Brief
Wherever the string "Surface" occurs in a line of these records, report that line.

Stored records
===

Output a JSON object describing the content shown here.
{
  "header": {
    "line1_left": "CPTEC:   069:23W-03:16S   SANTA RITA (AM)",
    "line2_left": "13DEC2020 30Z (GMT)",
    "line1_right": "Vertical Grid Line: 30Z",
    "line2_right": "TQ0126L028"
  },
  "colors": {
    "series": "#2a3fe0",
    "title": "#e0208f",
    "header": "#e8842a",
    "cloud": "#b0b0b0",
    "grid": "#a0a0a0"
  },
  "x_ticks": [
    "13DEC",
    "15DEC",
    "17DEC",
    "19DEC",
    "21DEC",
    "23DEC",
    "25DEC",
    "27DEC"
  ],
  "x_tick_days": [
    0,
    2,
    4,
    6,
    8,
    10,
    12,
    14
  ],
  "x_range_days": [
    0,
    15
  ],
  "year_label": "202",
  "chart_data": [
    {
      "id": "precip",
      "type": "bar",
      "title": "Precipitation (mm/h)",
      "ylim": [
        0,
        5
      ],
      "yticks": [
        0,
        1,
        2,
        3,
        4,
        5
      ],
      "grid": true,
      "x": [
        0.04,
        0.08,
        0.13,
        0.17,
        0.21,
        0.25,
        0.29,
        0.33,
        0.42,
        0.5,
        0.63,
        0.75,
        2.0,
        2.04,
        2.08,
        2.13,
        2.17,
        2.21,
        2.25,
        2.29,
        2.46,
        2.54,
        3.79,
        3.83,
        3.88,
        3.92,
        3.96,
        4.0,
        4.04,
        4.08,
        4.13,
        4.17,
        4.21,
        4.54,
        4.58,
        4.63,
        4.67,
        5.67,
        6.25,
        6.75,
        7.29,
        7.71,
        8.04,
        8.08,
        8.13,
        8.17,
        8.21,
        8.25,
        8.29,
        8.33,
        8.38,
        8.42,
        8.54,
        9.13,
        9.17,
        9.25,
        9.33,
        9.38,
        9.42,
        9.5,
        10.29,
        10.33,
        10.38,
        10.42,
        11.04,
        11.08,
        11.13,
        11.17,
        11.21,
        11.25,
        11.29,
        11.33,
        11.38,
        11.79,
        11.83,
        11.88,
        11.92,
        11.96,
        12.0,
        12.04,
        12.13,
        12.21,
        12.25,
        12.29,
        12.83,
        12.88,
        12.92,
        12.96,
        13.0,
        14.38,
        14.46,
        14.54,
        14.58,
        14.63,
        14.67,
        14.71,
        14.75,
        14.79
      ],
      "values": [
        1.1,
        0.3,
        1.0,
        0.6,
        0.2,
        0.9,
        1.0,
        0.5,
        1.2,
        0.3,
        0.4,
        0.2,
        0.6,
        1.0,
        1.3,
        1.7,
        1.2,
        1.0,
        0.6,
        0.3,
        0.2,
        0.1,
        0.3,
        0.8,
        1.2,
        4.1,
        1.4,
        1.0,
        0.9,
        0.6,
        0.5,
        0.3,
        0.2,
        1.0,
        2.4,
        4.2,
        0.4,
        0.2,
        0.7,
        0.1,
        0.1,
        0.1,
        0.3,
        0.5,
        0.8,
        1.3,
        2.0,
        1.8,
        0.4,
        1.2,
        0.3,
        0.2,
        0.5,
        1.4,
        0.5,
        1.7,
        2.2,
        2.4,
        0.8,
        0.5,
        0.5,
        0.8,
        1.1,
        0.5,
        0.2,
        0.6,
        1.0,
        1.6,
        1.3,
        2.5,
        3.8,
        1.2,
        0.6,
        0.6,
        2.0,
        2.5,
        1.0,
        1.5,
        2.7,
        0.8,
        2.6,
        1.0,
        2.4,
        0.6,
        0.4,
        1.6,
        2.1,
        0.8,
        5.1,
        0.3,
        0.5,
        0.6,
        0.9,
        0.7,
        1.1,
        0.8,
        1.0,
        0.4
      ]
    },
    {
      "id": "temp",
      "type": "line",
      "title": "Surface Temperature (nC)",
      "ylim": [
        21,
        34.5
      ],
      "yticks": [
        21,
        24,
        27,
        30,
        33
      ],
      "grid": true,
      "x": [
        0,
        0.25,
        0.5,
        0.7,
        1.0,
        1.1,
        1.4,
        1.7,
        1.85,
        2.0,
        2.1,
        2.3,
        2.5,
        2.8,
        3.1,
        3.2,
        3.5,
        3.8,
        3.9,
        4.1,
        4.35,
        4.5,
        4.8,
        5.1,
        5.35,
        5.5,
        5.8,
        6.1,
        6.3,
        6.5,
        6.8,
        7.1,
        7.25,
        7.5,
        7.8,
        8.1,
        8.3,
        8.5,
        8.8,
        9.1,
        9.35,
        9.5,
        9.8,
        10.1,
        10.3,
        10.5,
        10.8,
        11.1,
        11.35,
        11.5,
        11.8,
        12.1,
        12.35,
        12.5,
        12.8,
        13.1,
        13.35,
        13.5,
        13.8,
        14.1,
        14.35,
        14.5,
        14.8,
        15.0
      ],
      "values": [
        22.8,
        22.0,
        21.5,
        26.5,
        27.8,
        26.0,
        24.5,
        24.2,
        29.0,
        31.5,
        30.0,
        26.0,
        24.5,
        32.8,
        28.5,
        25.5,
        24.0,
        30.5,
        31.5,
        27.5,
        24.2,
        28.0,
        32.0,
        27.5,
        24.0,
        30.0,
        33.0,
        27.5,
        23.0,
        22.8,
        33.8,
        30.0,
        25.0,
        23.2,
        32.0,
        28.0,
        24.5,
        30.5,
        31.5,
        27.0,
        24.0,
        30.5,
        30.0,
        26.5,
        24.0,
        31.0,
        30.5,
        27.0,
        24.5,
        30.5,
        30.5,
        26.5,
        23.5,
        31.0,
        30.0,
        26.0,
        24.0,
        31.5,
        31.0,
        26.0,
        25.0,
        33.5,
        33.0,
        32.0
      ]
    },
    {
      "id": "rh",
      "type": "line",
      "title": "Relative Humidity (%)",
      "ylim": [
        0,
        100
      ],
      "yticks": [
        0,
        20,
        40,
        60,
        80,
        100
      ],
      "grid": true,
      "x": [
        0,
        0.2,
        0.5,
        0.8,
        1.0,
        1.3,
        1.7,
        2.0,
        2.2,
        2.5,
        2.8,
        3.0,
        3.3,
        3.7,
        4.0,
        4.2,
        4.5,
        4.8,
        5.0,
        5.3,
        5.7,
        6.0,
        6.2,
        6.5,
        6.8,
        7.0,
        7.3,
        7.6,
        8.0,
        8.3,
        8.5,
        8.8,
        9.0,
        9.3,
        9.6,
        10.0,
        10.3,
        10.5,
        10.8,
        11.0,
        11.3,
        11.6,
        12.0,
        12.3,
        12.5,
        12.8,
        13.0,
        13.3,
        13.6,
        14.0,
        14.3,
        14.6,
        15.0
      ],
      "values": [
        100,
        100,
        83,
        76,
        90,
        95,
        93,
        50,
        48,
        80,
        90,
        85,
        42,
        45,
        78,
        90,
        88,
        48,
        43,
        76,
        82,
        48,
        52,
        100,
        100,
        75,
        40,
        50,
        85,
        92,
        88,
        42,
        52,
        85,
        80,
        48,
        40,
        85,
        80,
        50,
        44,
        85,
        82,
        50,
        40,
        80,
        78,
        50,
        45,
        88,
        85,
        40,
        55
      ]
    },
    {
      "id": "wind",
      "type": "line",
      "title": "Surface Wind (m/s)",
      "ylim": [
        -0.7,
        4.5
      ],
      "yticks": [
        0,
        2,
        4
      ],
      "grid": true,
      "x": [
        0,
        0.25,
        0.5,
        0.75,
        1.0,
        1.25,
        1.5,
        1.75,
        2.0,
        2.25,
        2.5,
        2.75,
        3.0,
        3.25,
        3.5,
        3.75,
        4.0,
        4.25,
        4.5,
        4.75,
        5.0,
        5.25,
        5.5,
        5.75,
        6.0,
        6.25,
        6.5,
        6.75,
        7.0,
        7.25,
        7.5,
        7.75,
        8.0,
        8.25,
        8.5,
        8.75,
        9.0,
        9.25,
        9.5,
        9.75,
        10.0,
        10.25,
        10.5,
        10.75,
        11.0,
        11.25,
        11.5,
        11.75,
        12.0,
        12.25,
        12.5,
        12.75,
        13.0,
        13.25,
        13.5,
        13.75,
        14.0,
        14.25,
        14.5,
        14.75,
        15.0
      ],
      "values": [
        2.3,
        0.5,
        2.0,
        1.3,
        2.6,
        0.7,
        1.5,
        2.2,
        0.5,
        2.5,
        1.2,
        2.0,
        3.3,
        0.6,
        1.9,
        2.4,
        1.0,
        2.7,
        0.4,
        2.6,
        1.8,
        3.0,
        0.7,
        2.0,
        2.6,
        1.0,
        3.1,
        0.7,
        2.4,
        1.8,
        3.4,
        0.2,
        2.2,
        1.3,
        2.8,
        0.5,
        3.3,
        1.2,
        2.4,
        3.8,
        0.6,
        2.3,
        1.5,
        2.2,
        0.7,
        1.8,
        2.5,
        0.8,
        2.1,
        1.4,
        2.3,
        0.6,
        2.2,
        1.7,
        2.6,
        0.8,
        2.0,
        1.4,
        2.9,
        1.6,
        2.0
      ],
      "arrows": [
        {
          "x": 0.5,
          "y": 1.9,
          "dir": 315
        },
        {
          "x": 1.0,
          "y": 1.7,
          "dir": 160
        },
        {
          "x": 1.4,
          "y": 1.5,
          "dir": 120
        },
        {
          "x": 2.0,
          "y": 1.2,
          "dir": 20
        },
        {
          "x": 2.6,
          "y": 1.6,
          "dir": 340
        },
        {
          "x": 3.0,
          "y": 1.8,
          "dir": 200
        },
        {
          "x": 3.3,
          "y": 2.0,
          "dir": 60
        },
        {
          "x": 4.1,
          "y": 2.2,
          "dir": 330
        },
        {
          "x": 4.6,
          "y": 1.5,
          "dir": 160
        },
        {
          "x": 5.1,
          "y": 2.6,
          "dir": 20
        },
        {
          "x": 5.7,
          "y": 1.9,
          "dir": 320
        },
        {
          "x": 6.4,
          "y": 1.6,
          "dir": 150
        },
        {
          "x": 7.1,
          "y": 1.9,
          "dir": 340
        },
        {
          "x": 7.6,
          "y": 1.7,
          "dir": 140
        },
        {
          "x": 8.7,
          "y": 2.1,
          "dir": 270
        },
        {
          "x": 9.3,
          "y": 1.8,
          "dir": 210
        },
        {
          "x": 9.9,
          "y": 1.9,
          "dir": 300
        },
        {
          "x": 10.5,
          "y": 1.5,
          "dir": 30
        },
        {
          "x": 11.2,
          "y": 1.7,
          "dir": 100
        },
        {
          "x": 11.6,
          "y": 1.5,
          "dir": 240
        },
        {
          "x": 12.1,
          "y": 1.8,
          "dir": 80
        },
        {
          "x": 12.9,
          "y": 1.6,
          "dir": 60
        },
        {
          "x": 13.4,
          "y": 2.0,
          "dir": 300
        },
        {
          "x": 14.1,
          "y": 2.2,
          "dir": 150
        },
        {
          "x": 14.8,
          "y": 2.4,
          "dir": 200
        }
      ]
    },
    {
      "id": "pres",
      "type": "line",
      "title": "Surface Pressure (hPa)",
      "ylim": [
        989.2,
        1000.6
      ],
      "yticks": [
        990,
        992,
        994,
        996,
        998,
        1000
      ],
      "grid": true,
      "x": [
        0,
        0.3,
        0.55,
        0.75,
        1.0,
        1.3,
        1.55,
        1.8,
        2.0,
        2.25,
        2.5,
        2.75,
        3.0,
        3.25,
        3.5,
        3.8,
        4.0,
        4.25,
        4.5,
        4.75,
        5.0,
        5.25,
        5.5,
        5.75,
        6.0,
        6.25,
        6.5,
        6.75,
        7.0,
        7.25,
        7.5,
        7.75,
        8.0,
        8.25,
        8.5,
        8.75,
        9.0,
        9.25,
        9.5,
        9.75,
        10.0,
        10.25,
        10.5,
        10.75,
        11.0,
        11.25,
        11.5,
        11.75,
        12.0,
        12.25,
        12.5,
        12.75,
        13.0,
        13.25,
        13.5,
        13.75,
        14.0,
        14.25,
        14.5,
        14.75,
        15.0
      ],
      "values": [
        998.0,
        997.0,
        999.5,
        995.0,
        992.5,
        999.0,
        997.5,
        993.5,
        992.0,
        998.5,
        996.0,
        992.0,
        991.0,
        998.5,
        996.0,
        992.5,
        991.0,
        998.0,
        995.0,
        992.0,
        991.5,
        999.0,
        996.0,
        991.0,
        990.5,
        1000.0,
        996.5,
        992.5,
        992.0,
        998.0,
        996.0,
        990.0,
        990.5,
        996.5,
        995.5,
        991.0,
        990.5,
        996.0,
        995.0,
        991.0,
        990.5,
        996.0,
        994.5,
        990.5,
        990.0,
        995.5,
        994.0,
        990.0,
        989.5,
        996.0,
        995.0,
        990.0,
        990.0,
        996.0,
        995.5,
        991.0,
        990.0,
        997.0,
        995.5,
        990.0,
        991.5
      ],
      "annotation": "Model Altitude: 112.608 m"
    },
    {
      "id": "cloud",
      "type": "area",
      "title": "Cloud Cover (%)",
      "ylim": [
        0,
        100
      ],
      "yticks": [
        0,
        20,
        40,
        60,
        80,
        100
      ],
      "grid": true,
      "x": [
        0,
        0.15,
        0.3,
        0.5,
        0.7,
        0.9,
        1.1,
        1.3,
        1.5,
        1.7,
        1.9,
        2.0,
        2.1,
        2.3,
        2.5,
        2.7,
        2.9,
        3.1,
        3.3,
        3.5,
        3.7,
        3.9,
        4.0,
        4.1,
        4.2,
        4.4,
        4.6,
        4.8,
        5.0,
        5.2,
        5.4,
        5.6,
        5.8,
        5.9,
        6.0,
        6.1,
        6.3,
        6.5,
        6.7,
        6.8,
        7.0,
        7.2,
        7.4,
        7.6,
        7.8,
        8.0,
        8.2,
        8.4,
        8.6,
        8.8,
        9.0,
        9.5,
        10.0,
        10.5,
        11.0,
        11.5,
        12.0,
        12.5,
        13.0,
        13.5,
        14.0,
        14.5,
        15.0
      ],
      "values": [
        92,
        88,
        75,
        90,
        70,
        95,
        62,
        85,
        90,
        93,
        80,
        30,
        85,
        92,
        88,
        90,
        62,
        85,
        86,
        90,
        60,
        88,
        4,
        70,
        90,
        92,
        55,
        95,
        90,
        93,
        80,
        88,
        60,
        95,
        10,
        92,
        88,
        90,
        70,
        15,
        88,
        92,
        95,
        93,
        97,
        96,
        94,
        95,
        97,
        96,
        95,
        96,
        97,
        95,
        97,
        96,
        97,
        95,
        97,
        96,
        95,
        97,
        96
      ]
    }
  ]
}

===

Task output
      "title": "Surface Temperature (nC)",
      "title": "Surface Wind (m/s)",
      "title": "Surface Pressure (hPa)",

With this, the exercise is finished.